## Aim of the exercise:
Omit every picture, then give all the entries again exactly.

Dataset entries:
╔══

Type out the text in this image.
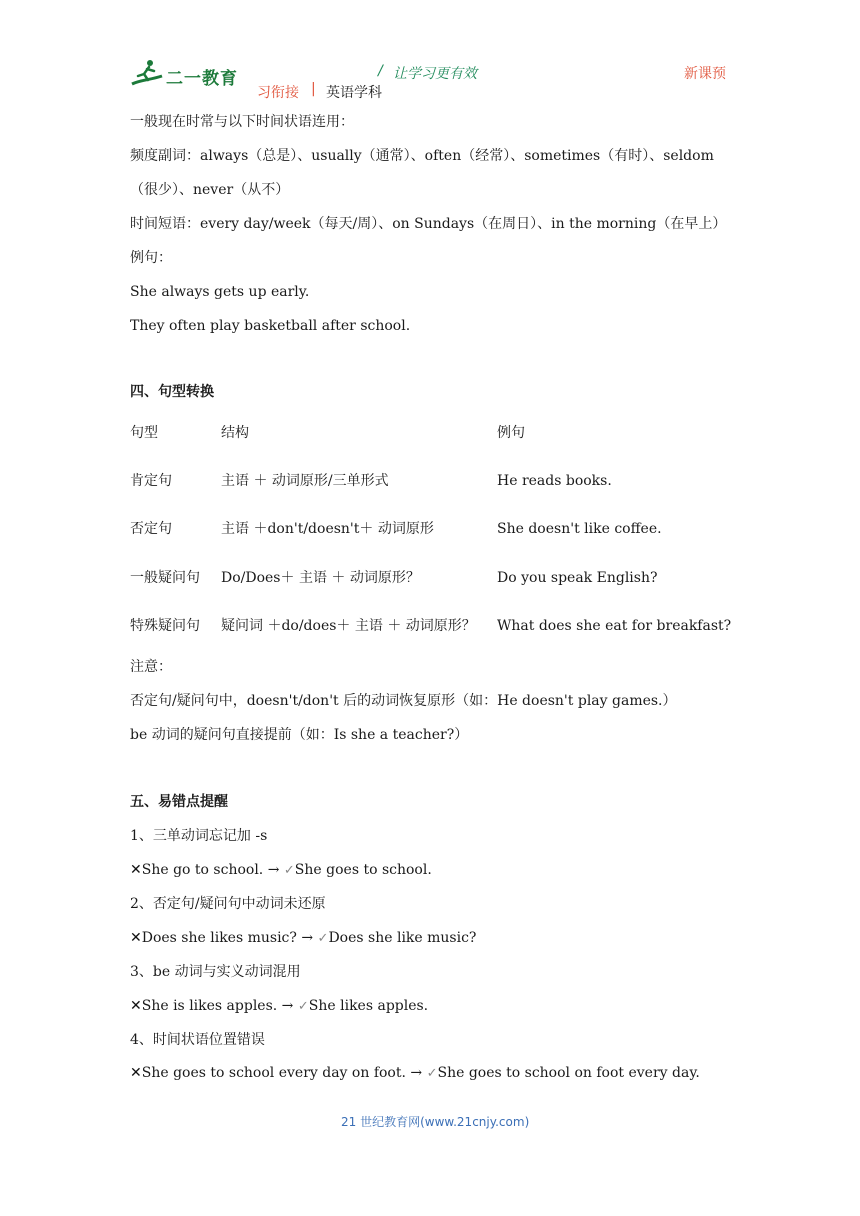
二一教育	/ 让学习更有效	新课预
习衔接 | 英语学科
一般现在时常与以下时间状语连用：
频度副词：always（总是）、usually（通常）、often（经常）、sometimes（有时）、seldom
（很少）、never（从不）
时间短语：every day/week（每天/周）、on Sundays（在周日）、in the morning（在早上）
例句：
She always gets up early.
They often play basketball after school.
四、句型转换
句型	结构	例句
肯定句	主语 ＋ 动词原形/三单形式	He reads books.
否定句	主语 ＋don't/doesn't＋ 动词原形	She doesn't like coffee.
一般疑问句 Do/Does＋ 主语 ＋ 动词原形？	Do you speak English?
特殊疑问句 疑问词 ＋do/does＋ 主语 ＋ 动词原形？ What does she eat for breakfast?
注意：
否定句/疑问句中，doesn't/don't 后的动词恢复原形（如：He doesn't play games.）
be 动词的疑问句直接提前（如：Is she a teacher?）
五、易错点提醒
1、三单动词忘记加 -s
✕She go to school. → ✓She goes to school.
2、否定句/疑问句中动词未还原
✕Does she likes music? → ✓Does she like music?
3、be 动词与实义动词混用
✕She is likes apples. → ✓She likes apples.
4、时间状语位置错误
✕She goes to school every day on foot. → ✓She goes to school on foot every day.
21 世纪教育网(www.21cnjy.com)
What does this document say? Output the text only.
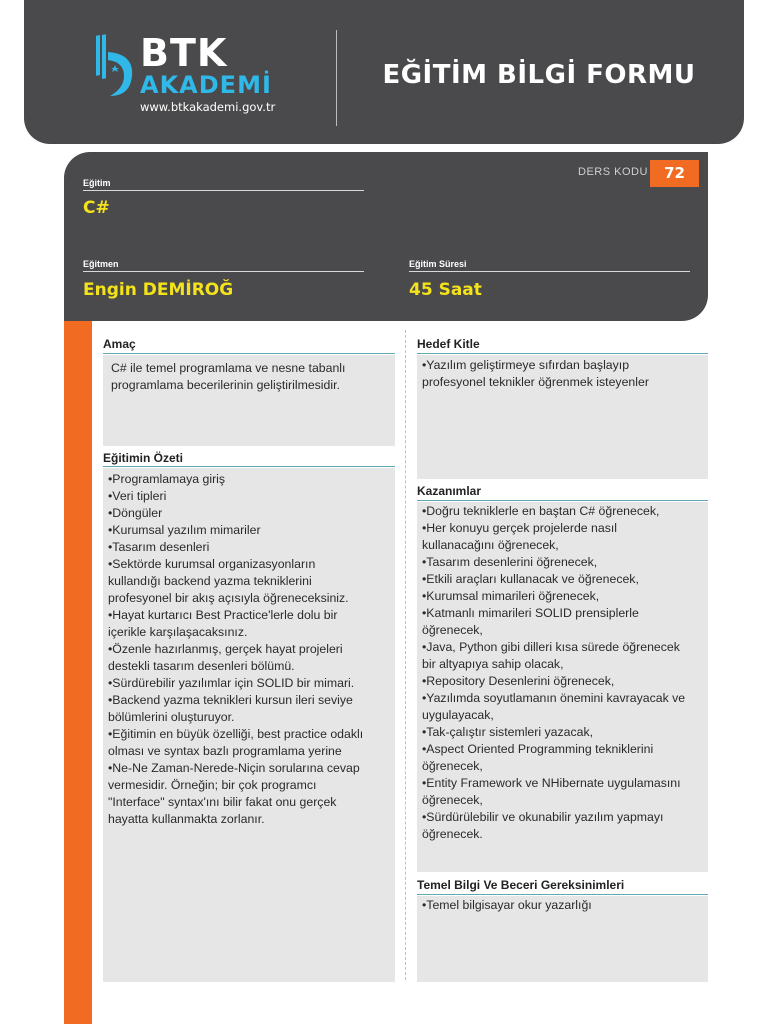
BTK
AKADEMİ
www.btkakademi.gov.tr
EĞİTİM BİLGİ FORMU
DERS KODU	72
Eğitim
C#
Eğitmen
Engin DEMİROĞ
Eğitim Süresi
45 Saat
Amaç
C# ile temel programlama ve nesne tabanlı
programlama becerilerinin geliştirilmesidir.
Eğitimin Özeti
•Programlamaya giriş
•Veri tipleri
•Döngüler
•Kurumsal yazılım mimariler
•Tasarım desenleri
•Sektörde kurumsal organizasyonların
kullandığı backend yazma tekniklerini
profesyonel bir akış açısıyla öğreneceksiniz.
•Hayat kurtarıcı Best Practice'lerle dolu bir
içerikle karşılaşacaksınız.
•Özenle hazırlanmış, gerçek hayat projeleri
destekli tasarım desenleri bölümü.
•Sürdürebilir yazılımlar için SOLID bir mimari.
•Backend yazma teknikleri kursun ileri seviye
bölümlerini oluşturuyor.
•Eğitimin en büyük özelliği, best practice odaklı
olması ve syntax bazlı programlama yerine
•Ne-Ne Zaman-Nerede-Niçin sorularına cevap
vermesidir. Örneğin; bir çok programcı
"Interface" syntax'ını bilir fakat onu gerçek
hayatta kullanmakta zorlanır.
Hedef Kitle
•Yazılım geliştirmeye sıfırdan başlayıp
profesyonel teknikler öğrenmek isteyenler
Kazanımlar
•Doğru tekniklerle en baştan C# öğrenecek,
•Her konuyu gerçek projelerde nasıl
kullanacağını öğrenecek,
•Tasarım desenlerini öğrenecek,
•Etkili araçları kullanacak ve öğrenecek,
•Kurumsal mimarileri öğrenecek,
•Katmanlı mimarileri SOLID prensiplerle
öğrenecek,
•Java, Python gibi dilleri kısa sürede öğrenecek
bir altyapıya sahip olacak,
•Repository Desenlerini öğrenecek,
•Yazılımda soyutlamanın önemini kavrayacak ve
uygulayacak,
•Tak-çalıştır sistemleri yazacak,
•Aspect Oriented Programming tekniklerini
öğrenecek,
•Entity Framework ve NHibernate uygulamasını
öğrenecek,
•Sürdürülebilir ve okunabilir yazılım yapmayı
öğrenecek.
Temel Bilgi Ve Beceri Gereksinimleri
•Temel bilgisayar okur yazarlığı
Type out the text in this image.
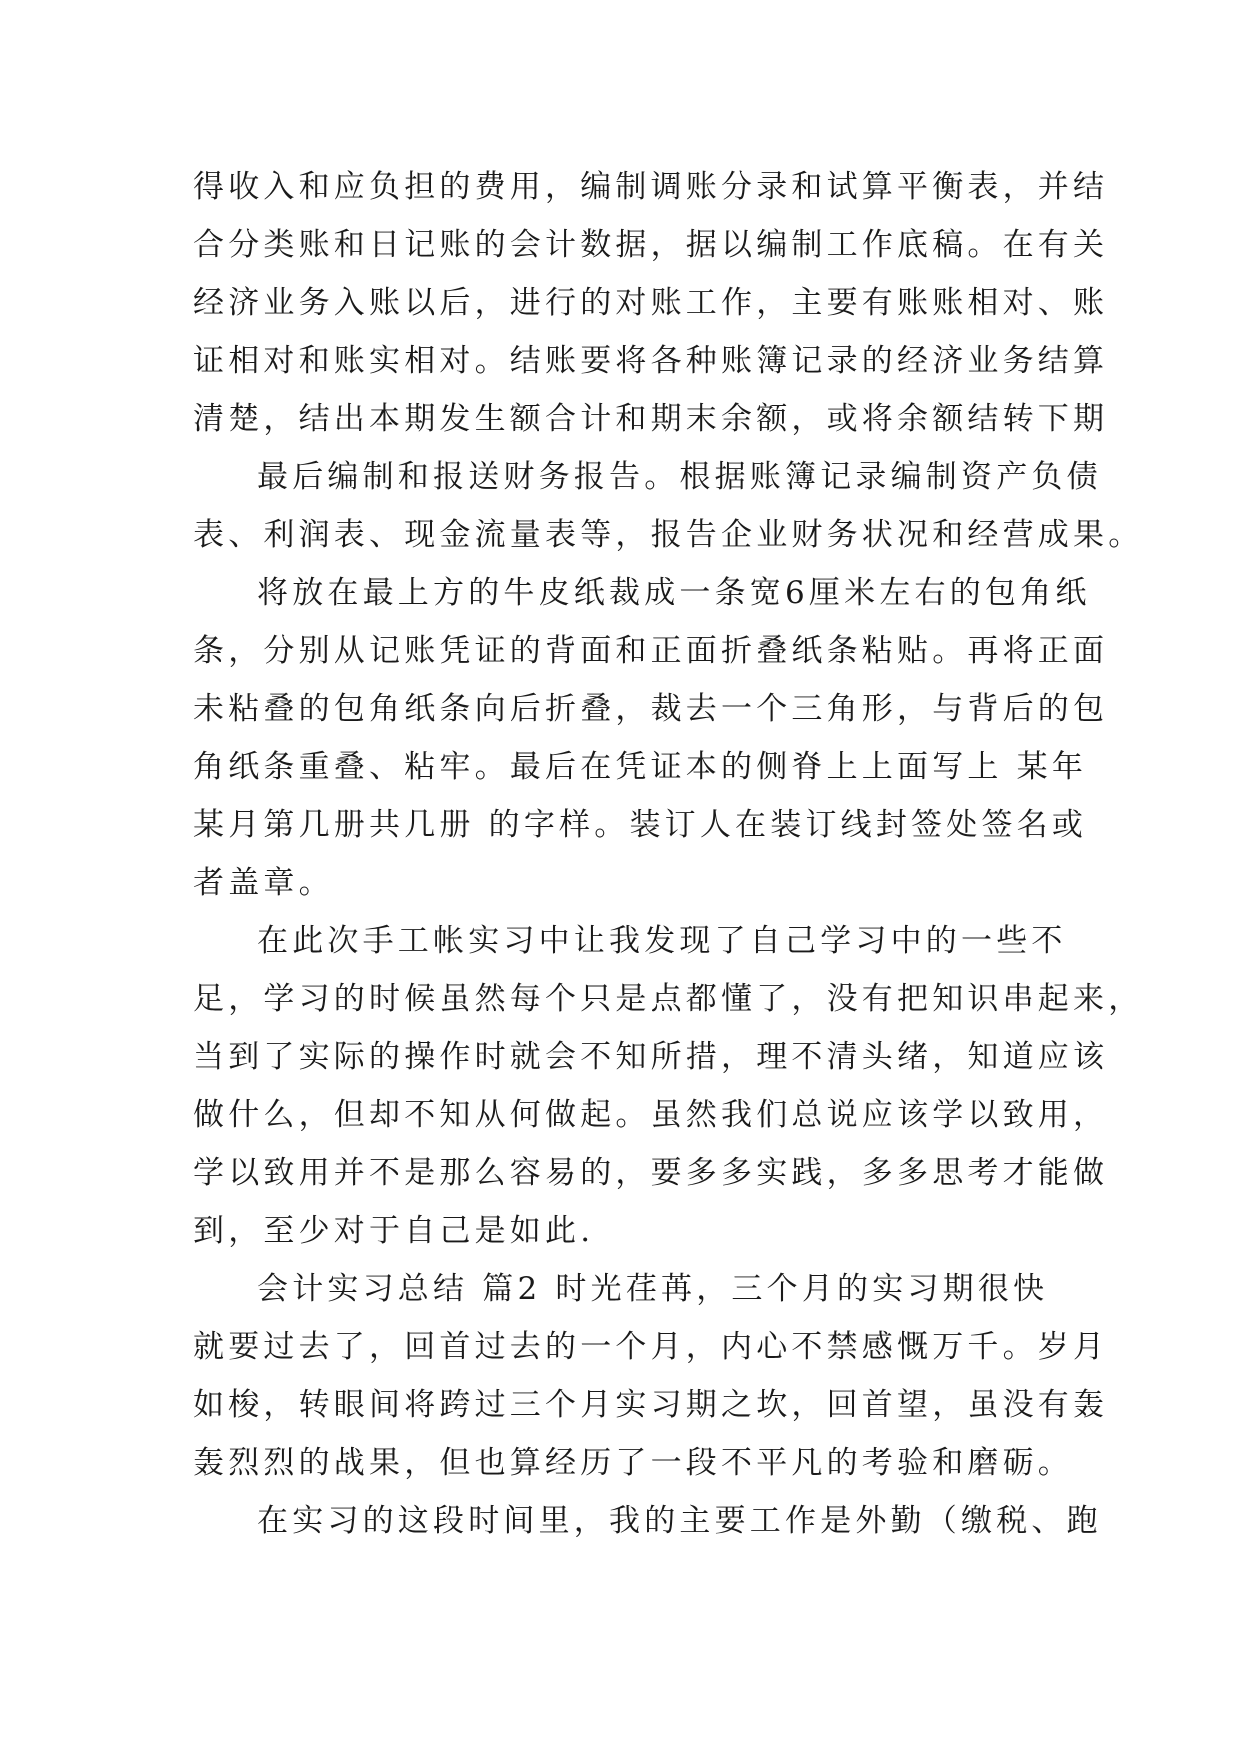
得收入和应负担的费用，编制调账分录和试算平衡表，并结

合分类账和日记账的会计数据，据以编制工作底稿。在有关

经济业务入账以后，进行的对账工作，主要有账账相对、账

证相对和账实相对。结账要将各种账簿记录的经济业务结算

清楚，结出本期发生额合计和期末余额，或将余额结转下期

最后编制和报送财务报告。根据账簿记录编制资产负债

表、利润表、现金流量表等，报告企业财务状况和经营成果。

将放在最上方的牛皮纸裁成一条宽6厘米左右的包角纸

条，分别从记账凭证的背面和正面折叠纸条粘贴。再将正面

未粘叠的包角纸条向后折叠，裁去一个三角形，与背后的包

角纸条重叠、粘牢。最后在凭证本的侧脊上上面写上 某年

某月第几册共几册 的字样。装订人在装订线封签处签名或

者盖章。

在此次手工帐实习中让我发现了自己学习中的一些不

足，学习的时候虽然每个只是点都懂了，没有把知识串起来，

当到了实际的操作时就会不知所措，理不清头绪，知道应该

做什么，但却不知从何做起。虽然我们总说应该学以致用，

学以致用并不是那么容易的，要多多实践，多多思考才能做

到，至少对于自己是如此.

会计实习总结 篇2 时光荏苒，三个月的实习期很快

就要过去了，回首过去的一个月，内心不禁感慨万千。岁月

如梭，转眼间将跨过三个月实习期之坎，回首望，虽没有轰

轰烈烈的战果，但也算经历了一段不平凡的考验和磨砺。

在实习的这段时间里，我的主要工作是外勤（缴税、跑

╚══

## Exercise output:
Type out the text in this image.
二一教育	/ 让学习更有效	新课预
习衔接 | 英语学科
一般现在时常与以下时间状语连用：
频度副词：always（总是）、usually（通常）、often（经常）、sometimes（有时）、seldom
（很少）、never（从不）
时间短语：every day/week（每天/周）、on Sundays（在周日）、in the morning（在早上）
例句：
She always gets up early.
They often play basketball after school.
四、句型转换
句型	结构	例句
肯定句	主语 ＋ 动词原形/三单形式	He reads books.
否定句	主语 ＋don't/doesn't＋ 动词原形	She doesn't like coffee.
一般疑问句 Do/Does＋ 主语 ＋ 动词原形？	Do you speak English?
特殊疑问句 疑问词 ＋do/does＋ 主语 ＋ 动词原形？ What does she eat for breakfast?
注意：
否定句/疑问句中，doesn't/don't 后的动词恢复原形（如：He doesn't play games.）
be 动词的疑问句直接提前（如：Is she a teacher?）
五、易错点提醒
1、三单动词忘记加 -s
✕She go to school. → ✓She goes to school.
2、否定句/疑问句中动词未还原
✕Does she likes music? → ✓Does she like music?
3、be 动词与实义动词混用
✕She is likes apples. → ✓She likes apples.
4、时间状语位置错误
✕She goes to school every day on foot. → ✓She goes to school on foot every day.
21 世纪教育网(www.21cnjy.com)
What does this document say? Output the text only.
BTK
AKADEMİ
www.btkakademi.gov.tr
EĞİTİM BİLGİ FORMU
DERS KODU	72
Eğitim
C#
Eğitmen
Engin DEMİROĞ
Eğitim Süresi
45 Saat
Amaç
C# ile temel programlama ve nesne tabanlı
programlama becerilerinin geliştirilmesidir.
Eğitimin Özeti
•Programlamaya giriş
•Veri tipleri
•Döngüler
•Kurumsal yazılım mimariler
•Tasarım desenleri
•Sektörde kurumsal organizasyonların
kullandığı backend yazma tekniklerini
profesyonel bir akış açısıyla öğreneceksiniz.
•Hayat kurtarıcı Best Practice'lerle dolu bir
içerikle karşılaşacaksınız.
•Özenle hazırlanmış, gerçek hayat projeleri
destekli tasarım desenleri bölümü.
•Sürdürebilir yazılımlar için SOLID bir mimari.
•Backend yazma teknikleri kursun ileri seviye
bölümlerini oluşturuyor.
•Eğitimin en büyük özelliği, best practice odaklı
olması ve syntax bazlı programlama yerine
•Ne-Ne Zaman-Nerede-Niçin sorularına cevap
vermesidir. Örneğin; bir çok programcı
"Interface" syntax'ını bilir fakat onu gerçek
hayatta kullanmakta zorlanır.
Hedef Kitle
•Yazılım geliştirmeye sıfırdan başlayıp
profesyonel teknikler öğrenmek isteyenler
Kazanımlar
•Doğru tekniklerle en baştan C# öğrenecek,
•Her konuyu gerçek projelerde nasıl
kullanacağını öğrenecek,
•Tasarım desenlerini öğrenecek,
•Etkili araçları kullanacak ve öğrenecek,
•Kurumsal mimarileri öğrenecek,
•Katmanlı mimarileri SOLID prensiplerle
öğrenecek,
•Java, Python gibi dilleri kısa sürede öğrenecek
bir altyapıya sahip olacak,
•Repository Desenlerini öğrenecek,
•Yazılımda soyutlamanın önemini kavrayacak ve
uygulayacak,
•Tak-çalıştır sistemleri yazacak,
•Aspect Oriented Programming tekniklerini
öğrenecek,
•Entity Framework ve NHibernate uygulamasını
öğrenecek,
•Sürdürülebilir ve okunabilir yazılım yapmayı
öğrenecek.
Temel Bilgi Ve Beceri Gereksinimleri
•Temel bilgisayar okur yazarlığı
Type out the text in this image.
得收入和应负担的费用，编制调账分录和试算平衡表，并结

合分类账和日记账的会计数据，据以编制工作底稿。在有关

经济业务入账以后，进行的对账工作，主要有账账相对、账

证相对和账实相对。结账要将各种账簿记录的经济业务结算

清楚，结出本期发生额合计和期末余额，或将余额结转下期

最后编制和报送财务报告。根据账簿记录编制资产负债

表、利润表、现金流量表等，报告企业财务状况和经营成果。

将放在最上方的牛皮纸裁成一条宽6厘米左右的包角纸

条，分别从记账凭证的背面和正面折叠纸条粘贴。再将正面

未粘叠的包角纸条向后折叠，裁去一个三角形，与背后的包

角纸条重叠、粘牢。最后在凭证本的侧脊上上面写上 某年

某月第几册共几册 的字样。装订人在装订线封签处签名或

者盖章。

在此次手工帐实习中让我发现了自己学习中的一些不

足，学习的时候虽然每个只是点都懂了，没有把知识串起来，

当到了实际的操作时就会不知所措，理不清头绪，知道应该

做什么，但却不知从何做起。虽然我们总说应该学以致用，

学以致用并不是那么容易的，要多多实践，多多思考才能做

到，至少对于自己是如此.

会计实习总结 篇2 时光荏苒，三个月的实习期很快

就要过去了，回首过去的一个月，内心不禁感慨万千。岁月

如梭，转眼间将跨过三个月实习期之坎，回首望，虽没有轰

轰烈烈的战果，但也算经历了一段不平凡的考验和磨砺。

在实习的这段时间里，我的主要工作是外勤（缴税、跑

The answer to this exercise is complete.